▶ _Data to use_:

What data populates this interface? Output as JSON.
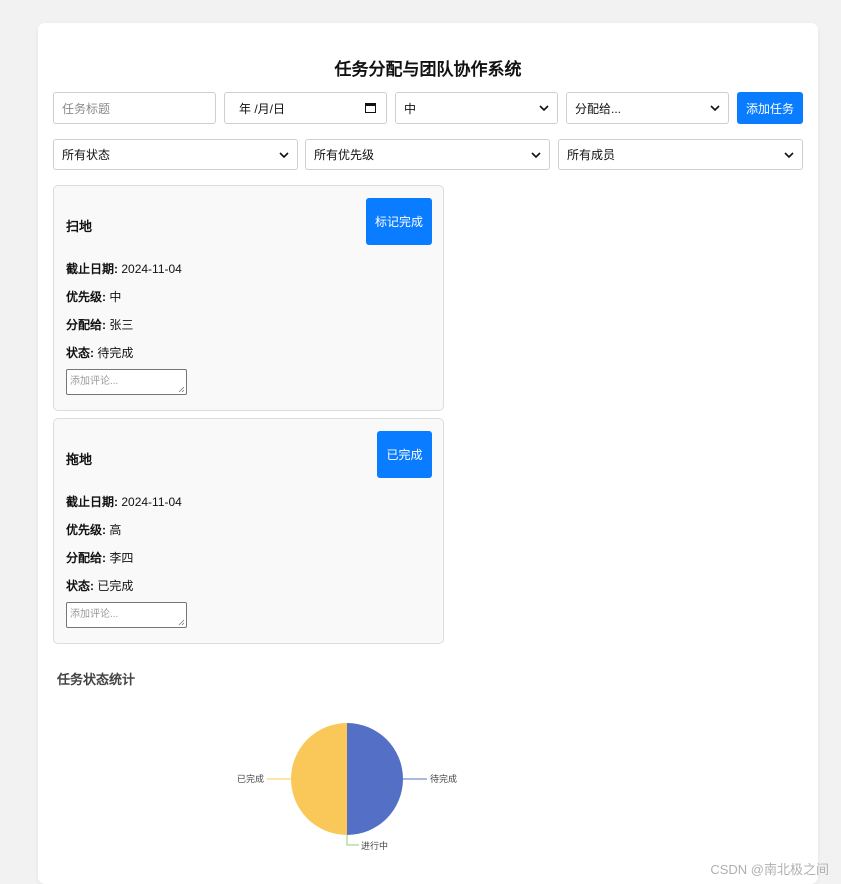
{
  "header": {
    "title": "任务分配与团队协作系统"
  },
  "task_form": {
    "title_placeholder": "任务标题",
    "date_placeholder": "年 /月/日",
    "priority_value": "中",
    "assignee_placeholder": "分配给...",
    "add_button": "添加任务"
  },
  "filters": {
    "status": "所有状态",
    "priority": "所有优先级",
    "member": "所有成员"
  },
  "labels": {
    "due": "截止日期:",
    "priority": "优先级:",
    "assignee": "分配给:",
    "status": "状态:"
  },
  "tasks": [
    {
      "title": "扫地",
      "action": "标记完成",
      "due": "2024-11-04",
      "priority": "中",
      "assignee": "张三",
      "status": "待完成",
      "comment_placeholder": "添加评论..."
    },
    {
      "title": "拖地",
      "action": "已完成",
      "due": "2024-11-04",
      "priority": "高",
      "assignee": "李四",
      "status": "已完成",
      "comment_placeholder": "添加评论..."
    }
  ],
  "stats": {
    "title": "任务状态统计",
    "chart_data": {
      "type": "pie",
      "categories": [
        "待完成",
        "进行中",
        "已完成"
      ],
      "values": [
        1,
        0,
        1
      ],
      "colors": [
        "#5470c6",
        "#91cc75",
        "#fac858"
      ]
    }
  },
  "watermark": "CSDN @南北极之间"
}
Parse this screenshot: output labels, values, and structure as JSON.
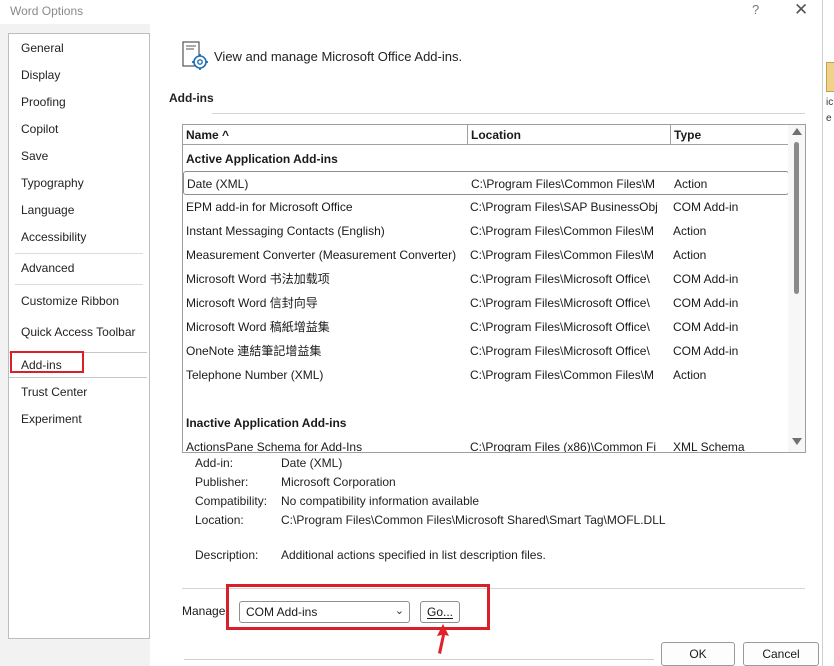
{
  "window": {
    "title": "Word Options",
    "help_glyph": "?",
    "close_glyph": "✕"
  },
  "background_app": {
    "text1": "ic",
    "text2": "e"
  },
  "nav": {
    "items": [
      {
        "label": "General"
      },
      {
        "label": "Display"
      },
      {
        "label": "Proofing"
      },
      {
        "label": "Copilot"
      },
      {
        "label": "Save"
      },
      {
        "label": "Typography"
      },
      {
        "label": "Language"
      },
      {
        "label": "Accessibility"
      },
      {
        "label": "Advanced"
      },
      {
        "label": "Customize Ribbon"
      },
      {
        "label": "Quick Access Toolbar"
      },
      {
        "label": "Add-ins"
      },
      {
        "label": "Trust Center"
      },
      {
        "label": "Experiment"
      }
    ],
    "selected": "Add-ins"
  },
  "header": {
    "text": "View and manage Microsoft Office Add-ins.",
    "icon": "addins-gear-icon"
  },
  "section": {
    "title": "Add-ins"
  },
  "table": {
    "columns": [
      "Name ^",
      "Location",
      "Type"
    ],
    "groups": [
      {
        "title": "Active Application Add-ins",
        "rows": [
          {
            "name": "Date (XML)",
            "location": "C:\\Program Files\\Common Files\\M",
            "type": "Action"
          },
          {
            "name": "EPM add-in for Microsoft Office",
            "location": "C:\\Program Files\\SAP BusinessObj",
            "type": "COM Add-in"
          },
          {
            "name": "Instant Messaging Contacts (English)",
            "location": "C:\\Program Files\\Common Files\\M",
            "type": "Action"
          },
          {
            "name": "Measurement Converter (Measurement Converter)",
            "location": "C:\\Program Files\\Common Files\\M",
            "type": "Action"
          },
          {
            "name": "Microsoft Word 书法加载项",
            "location": "C:\\Program Files\\Microsoft Office\\",
            "type": "COM Add-in"
          },
          {
            "name": "Microsoft Word 信封向导",
            "location": "C:\\Program Files\\Microsoft Office\\",
            "type": "COM Add-in"
          },
          {
            "name": "Microsoft Word 稿紙增益集",
            "location": "C:\\Program Files\\Microsoft Office\\",
            "type": "COM Add-in"
          },
          {
            "name": "OneNote 連結筆記增益集",
            "location": "C:\\Program Files\\Microsoft Office\\",
            "type": "COM Add-in"
          },
          {
            "name": "Telephone Number (XML)",
            "location": "C:\\Program Files\\Common Files\\M",
            "type": "Action"
          }
        ]
      },
      {
        "title": "Inactive Application Add-ins",
        "rows": [
          {
            "name": "ActionsPane Schema for Add-Ins",
            "location": "C:\\Program Files (x86)\\Common Fi",
            "type": "XML Schema"
          }
        ]
      }
    ]
  },
  "details": {
    "addin_label": "Add-in:",
    "addin_value": "Date (XML)",
    "publisher_label": "Publisher:",
    "publisher_value": "Microsoft Corporation",
    "compat_label": "Compatibility:",
    "compat_value": "No compatibility information available",
    "location_label": "Location:",
    "location_value": "C:\\Program Files\\Common Files\\Microsoft Shared\\Smart Tag\\MOFL.DLL",
    "description_label": "Description:",
    "description_value": "Additional actions specified in list description files."
  },
  "manage": {
    "label": "Manage:",
    "selected": "COM Add-ins",
    "go_label": "Go..."
  },
  "footer": {
    "ok_label": "OK",
    "cancel_label": "Cancel"
  },
  "colors": {
    "highlight_red": "#d9202a"
  }
}
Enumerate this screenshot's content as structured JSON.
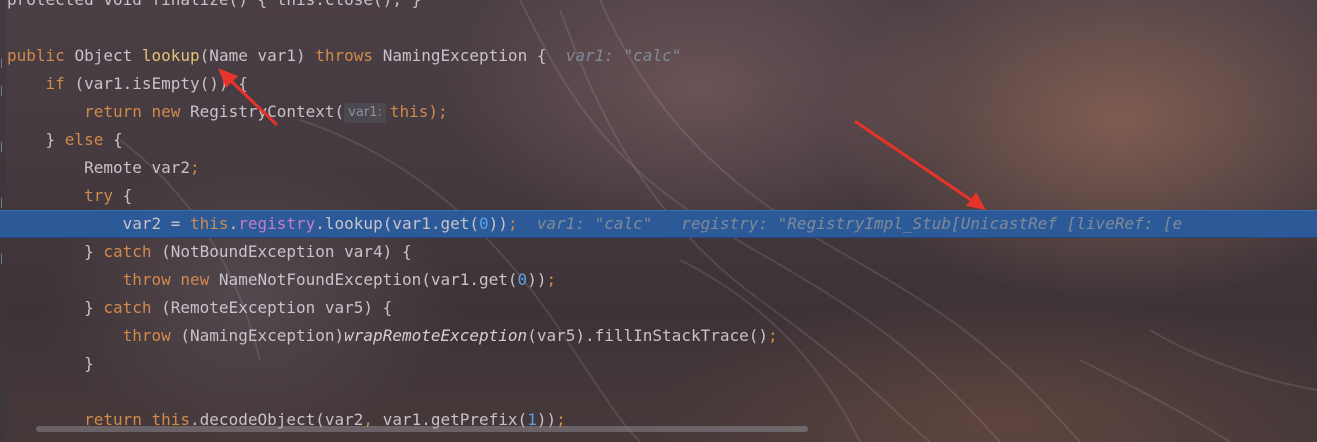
{
  "code_lines": [
    {
      "id": "line-0",
      "tokens": [
        {
          "t": "protected void finalize() { this.close(); }",
          "c": "plain"
        }
      ]
    },
    {
      "id": "line-1",
      "tokens": []
    },
    {
      "id": "line-2",
      "tokens": [
        {
          "t": "public ",
          "c": "kw"
        },
        {
          "t": "Object ",
          "c": "plain"
        },
        {
          "t": "lookup",
          "c": "fn"
        },
        {
          "t": "(Name var1) ",
          "c": "plain"
        },
        {
          "t": "throws ",
          "c": "kw"
        },
        {
          "t": "NamingException {  ",
          "c": "plain"
        },
        {
          "t": "var1: \"calc\"",
          "c": "hint"
        }
      ]
    },
    {
      "id": "line-3",
      "tokens": [
        {
          "t": "    if ",
          "c": "kw"
        },
        {
          "t": "(var1.isEmpty()) {",
          "c": "plain"
        }
      ]
    },
    {
      "id": "line-4",
      "tokens": [
        {
          "t": "        return new ",
          "c": "kw"
        },
        {
          "t": "RegistryContext(",
          "c": "plain"
        },
        {
          "t": "var1:",
          "c": "hintbox"
        },
        {
          "t": "this",
          "c": "kw"
        },
        {
          "t": ");",
          "c": "kw"
        }
      ]
    },
    {
      "id": "line-5",
      "tokens": [
        {
          "t": "    } ",
          "c": "plain"
        },
        {
          "t": "else ",
          "c": "kw"
        },
        {
          "t": "{",
          "c": "plain"
        }
      ]
    },
    {
      "id": "line-6",
      "tokens": [
        {
          "t": "        Remote var2",
          "c": "plain"
        },
        {
          "t": ";",
          "c": "kw"
        }
      ]
    },
    {
      "id": "line-7",
      "tokens": [
        {
          "t": "        try ",
          "c": "kw"
        },
        {
          "t": "{",
          "c": "plain"
        }
      ]
    },
    {
      "id": "line-8",
      "highlight": true,
      "tokens": [
        {
          "t": "            var2 = ",
          "c": "plain"
        },
        {
          "t": "this",
          "c": "kw"
        },
        {
          "t": ".",
          "c": "plain"
        },
        {
          "t": "registry",
          "c": "fld"
        },
        {
          "t": ".lookup(var1.get(",
          "c": "plain"
        },
        {
          "t": "0",
          "c": "num"
        },
        {
          "t": "))",
          "c": "plain"
        },
        {
          "t": ";",
          "c": "kw"
        },
        {
          "t": "  var1: \"calc\"   registry: \"RegistryImpl_Stub[UnicastRef [liveRef: [e",
          "c": "hint"
        }
      ]
    },
    {
      "id": "line-9",
      "tokens": [
        {
          "t": "        } ",
          "c": "plain"
        },
        {
          "t": "catch ",
          "c": "kw"
        },
        {
          "t": "(NotBoundException var4) {",
          "c": "plain"
        }
      ]
    },
    {
      "id": "line-10",
      "tokens": [
        {
          "t": "            throw new ",
          "c": "kw"
        },
        {
          "t": "NameNotFoundException(var1.get(",
          "c": "plain"
        },
        {
          "t": "0",
          "c": "num"
        },
        {
          "t": "))",
          "c": "plain"
        },
        {
          "t": ";",
          "c": "kw"
        }
      ]
    },
    {
      "id": "line-11",
      "tokens": [
        {
          "t": "        } ",
          "c": "plain"
        },
        {
          "t": "catch ",
          "c": "kw"
        },
        {
          "t": "(RemoteException var5) {",
          "c": "plain"
        }
      ]
    },
    {
      "id": "line-12",
      "tokens": [
        {
          "t": "            throw ",
          "c": "kw"
        },
        {
          "t": "(NamingException)",
          "c": "plain"
        },
        {
          "t": "wrapRemoteException",
          "c": "ital"
        },
        {
          "t": "(var5).fillInStackTrace()",
          "c": "plain"
        },
        {
          "t": ";",
          "c": "kw"
        }
      ]
    },
    {
      "id": "line-13",
      "tokens": [
        {
          "t": "        }",
          "c": "plain"
        }
      ]
    },
    {
      "id": "line-14",
      "tokens": []
    },
    {
      "id": "line-15",
      "tokens": [
        {
          "t": "        return ",
          "c": "kw"
        },
        {
          "t": "this",
          "c": "kw"
        },
        {
          "t": ".decodeObject(var2",
          "c": "plain"
        },
        {
          "t": ", ",
          "c": "kw"
        },
        {
          "t": "var1.getPrefix(",
          "c": "plain"
        },
        {
          "t": "1",
          "c": "num"
        },
        {
          "t": "))",
          "c": "plain"
        },
        {
          "t": ";",
          "c": "kw"
        }
      ]
    }
  ],
  "colors": {
    "keyword": "#d08a4a",
    "method_decl": "#e2c275",
    "field": "#c77bc7",
    "number": "#5aa0e6",
    "inline_hint": "#808a99",
    "execution_line": "#2c5a98",
    "annotation_arrow": "#e8332a"
  },
  "icons": {
    "arrow_to_method": "red-arrow-icon",
    "arrow_to_hint": "red-arrow-icon"
  }
}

▶ _Aim_: Copy out every line of the material above that mentions the word "calc".

▶ _Reply_:
          "t": "var1: \"calc\"",
          "t": "  var1: \"calc\"   registry: \"RegistryImpl_Stub[UnicastRef [liveRef: [e",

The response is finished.